EXERCISE BRIEF = Read the lines that follow and pick out every one containing the word "Casuals".

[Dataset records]

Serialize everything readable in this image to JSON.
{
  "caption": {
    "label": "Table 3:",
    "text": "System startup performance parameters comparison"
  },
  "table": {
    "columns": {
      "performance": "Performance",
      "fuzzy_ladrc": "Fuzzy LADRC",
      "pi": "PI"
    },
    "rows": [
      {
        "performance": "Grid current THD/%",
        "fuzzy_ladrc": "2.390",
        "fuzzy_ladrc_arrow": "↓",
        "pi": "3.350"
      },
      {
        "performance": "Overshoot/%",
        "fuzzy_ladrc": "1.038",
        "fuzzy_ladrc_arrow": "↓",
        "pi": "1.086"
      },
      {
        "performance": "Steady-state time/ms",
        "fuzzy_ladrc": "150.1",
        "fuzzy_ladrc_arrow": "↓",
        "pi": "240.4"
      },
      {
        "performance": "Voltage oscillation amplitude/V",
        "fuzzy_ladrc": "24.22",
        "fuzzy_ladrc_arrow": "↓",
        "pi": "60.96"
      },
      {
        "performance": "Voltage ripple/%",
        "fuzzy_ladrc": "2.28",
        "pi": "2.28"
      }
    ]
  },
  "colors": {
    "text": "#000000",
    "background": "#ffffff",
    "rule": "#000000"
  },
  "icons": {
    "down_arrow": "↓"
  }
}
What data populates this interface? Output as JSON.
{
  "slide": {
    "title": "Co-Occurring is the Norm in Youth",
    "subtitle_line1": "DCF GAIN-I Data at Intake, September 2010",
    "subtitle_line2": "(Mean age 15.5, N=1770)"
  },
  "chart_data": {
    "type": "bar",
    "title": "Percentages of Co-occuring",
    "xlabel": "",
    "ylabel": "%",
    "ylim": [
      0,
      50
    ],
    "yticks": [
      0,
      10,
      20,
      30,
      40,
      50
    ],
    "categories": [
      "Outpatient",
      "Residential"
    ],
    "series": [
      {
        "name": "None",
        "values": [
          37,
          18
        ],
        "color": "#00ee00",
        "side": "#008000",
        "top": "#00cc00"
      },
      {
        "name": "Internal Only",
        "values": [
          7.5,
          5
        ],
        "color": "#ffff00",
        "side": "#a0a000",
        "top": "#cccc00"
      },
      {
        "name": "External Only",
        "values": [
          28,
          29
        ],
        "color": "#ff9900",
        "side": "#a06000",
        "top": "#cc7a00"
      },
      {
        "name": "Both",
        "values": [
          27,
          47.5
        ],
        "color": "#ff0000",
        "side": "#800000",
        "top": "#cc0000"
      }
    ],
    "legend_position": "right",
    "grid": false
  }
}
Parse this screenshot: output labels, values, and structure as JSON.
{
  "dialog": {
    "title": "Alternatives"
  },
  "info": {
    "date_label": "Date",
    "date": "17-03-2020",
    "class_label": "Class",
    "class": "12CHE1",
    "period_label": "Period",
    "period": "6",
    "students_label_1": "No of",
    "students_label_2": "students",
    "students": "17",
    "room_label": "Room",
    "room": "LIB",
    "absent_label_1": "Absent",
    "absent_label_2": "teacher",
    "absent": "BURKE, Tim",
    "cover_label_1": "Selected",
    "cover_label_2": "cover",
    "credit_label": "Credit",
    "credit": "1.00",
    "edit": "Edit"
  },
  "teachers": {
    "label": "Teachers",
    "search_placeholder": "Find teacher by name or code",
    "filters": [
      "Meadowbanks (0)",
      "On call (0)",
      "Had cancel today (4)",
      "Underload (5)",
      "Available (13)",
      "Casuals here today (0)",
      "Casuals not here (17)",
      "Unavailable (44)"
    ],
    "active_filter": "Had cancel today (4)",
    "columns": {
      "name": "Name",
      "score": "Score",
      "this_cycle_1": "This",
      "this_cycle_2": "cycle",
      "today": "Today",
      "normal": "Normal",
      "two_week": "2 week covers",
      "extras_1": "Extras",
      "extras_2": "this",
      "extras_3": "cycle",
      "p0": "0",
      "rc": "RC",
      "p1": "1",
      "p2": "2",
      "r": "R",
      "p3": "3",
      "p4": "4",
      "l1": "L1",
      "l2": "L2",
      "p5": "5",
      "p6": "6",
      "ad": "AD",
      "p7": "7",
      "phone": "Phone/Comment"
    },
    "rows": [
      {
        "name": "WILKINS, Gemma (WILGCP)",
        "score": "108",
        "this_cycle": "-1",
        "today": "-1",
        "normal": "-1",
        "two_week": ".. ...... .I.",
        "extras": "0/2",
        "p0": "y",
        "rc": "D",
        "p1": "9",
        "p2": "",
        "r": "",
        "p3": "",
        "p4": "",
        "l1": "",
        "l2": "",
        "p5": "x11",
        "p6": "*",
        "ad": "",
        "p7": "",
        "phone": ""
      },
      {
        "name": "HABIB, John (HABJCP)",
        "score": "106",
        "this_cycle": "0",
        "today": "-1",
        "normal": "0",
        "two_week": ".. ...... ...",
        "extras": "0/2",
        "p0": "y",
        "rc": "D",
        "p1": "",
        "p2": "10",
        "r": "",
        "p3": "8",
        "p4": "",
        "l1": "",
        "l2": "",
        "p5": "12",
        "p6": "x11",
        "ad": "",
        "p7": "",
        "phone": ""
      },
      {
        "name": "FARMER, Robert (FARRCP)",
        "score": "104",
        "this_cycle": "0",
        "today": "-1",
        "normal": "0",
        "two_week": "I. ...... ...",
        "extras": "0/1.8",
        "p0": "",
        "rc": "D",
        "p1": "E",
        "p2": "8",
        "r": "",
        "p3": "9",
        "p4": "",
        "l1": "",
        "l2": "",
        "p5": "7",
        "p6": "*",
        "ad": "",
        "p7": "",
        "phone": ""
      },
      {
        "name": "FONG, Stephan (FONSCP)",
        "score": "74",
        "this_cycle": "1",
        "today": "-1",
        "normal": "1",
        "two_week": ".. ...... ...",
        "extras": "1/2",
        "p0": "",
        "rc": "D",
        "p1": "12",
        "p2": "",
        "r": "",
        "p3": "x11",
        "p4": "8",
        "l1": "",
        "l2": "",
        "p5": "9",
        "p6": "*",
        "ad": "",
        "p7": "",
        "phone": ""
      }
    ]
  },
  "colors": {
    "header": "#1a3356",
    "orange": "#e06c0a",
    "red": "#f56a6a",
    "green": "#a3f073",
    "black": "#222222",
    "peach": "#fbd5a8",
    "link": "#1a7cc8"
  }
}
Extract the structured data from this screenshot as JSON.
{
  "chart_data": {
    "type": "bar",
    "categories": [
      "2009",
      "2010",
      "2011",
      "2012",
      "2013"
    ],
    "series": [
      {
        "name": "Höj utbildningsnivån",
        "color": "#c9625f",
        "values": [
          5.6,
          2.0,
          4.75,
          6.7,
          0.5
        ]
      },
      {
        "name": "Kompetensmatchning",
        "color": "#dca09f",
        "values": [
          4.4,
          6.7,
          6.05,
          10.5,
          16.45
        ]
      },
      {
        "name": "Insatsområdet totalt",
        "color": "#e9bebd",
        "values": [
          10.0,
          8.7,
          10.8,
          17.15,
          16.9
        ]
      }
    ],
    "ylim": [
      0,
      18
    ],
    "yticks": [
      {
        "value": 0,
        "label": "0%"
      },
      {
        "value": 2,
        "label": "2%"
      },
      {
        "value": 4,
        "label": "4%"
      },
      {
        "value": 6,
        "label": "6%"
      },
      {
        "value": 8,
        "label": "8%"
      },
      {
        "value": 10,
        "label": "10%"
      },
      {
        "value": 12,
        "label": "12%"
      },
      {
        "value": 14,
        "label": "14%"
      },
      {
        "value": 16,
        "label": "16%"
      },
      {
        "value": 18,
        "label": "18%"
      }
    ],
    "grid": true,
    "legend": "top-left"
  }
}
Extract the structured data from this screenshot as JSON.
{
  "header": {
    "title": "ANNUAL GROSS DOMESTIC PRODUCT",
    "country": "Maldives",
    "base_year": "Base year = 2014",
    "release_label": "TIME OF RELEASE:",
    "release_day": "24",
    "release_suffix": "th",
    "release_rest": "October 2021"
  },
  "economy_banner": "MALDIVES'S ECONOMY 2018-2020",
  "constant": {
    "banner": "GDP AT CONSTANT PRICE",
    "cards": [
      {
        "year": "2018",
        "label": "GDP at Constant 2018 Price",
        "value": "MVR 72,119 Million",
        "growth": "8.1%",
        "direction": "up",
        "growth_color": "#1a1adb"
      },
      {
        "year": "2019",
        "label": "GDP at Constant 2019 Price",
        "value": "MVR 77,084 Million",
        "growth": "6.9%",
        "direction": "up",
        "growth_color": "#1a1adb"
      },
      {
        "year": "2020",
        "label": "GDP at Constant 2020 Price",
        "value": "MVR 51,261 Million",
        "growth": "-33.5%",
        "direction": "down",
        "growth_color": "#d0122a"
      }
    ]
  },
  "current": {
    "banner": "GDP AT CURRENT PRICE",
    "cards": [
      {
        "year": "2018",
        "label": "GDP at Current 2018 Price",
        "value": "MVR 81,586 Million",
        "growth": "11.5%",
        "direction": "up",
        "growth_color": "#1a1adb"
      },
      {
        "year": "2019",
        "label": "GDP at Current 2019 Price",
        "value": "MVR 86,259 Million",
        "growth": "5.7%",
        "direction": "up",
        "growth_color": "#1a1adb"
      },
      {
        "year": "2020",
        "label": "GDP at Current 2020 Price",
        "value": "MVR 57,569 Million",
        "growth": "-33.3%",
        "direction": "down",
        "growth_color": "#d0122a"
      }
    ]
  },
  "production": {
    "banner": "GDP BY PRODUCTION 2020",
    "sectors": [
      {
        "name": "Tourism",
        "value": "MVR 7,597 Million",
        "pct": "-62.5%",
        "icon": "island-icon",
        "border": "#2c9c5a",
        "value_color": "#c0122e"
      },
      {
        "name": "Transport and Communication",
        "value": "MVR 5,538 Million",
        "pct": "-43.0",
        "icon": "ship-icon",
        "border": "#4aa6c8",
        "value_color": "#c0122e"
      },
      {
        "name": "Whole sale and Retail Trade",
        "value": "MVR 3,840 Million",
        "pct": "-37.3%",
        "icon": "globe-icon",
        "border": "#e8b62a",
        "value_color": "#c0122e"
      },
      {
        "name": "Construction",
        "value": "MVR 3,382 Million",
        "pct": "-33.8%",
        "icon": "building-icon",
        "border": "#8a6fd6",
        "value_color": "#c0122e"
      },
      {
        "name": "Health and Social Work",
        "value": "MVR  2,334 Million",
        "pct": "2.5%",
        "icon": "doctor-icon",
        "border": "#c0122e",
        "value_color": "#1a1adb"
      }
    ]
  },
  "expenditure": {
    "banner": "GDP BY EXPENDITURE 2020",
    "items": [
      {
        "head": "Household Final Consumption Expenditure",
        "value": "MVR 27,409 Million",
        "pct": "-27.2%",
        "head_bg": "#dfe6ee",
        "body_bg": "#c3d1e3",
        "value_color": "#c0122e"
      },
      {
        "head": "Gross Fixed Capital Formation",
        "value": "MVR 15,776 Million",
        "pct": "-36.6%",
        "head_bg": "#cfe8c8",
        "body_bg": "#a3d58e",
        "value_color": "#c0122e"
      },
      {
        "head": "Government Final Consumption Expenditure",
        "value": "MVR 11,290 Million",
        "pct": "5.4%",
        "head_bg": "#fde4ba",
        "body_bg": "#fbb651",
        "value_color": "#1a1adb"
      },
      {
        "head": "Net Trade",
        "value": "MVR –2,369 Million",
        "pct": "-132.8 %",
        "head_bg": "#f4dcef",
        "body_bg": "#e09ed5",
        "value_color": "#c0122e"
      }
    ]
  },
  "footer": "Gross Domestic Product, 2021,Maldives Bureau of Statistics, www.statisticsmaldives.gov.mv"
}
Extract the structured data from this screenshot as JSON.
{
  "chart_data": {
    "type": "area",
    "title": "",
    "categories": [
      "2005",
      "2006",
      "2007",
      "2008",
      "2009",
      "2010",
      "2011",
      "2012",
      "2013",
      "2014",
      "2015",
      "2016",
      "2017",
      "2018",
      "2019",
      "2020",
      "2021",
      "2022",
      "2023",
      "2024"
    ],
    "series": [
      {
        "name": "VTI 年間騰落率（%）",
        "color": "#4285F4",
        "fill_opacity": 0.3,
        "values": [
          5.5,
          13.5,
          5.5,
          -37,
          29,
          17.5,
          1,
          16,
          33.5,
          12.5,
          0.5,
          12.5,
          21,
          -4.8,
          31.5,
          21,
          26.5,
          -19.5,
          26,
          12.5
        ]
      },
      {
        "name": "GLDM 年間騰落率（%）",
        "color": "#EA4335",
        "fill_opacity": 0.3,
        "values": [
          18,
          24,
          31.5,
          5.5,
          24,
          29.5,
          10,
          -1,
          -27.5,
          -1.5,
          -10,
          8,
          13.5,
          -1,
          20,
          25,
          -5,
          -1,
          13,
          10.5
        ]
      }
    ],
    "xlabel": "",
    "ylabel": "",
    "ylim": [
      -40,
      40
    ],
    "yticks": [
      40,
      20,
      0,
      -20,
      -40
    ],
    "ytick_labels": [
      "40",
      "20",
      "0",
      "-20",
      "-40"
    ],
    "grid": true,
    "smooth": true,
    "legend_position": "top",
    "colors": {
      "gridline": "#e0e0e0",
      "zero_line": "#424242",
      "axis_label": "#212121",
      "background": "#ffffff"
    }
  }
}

SOLUTION FOR THIS TASK =
      "Casuals here today (0)",
      "Casuals not here (17)",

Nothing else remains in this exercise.